Recorded data:
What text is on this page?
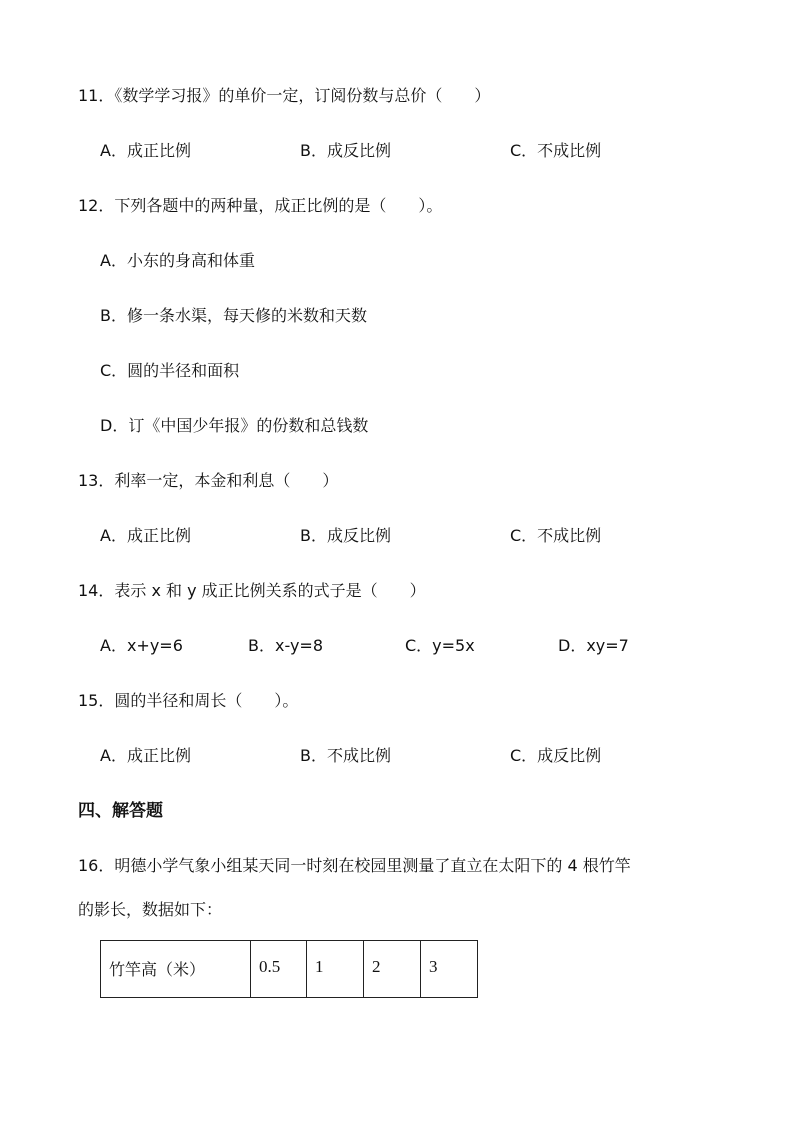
11．《数学学习报》的单价一定，订阅份数与总价（　　）
A．成正比例	B．成反比例	C．不成比例
12．下列各题中的两种量，成正比例的是（　　）。
A．小东的身高和体重
B．修一条水渠，每天修的米数和天数
C．圆的半径和面积
D．订《中国少年报》的份数和总钱数
13．利率一定，本金和利息（　　）
A．成正比例	B．成反比例	C．不成比例
14．表示 x 和 y 成正比例关系的式子是（　　）
A．x+y=6	B．x-y=8	C．y=5x	D．xy=7
15．圆的半径和周长（　　）。
A．成正比例	B．不成比例	C．成反比例
四、解答题
16．明德小学气象小组某天同一时刻在校园里测量了直立在太阳下的 4 根竹竿
的影长，数据如下：
竹竿高（米）	0.5	1	2	3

● WHAT YOU HAVE TO DO
Without including any pictures, print each record exactly.

● WRITTEN SOLUTION
What text is on this page?
11．《数学学习报》的单价一定，订阅份数与总价（　　）
A．成正比例	B．成反比例	C．不成比例
12．下列各题中的两种量，成正比例的是（　　）。
A．小东的身高和体重
B．修一条水渠，每天修的米数和天数
C．圆的半径和面积
D．订《中国少年报》的份数和总钱数
13．利率一定，本金和利息（　　）
A．成正比例	B．成反比例	C．不成比例
14．表示 x 和 y 成正比例关系的式子是（　　）
A．x+y=6	B．x-y=8	C．y=5x	D．xy=7
15．圆的半径和周长（　　）。
A．成正比例	B．不成比例	C．成反比例
四、解答题
16．明德小学气象小组某天同一时刻在校园里测量了直立在太阳下的 4 根竹竿
的影长，数据如下：
竹竿高（米）	0.5	1	2	3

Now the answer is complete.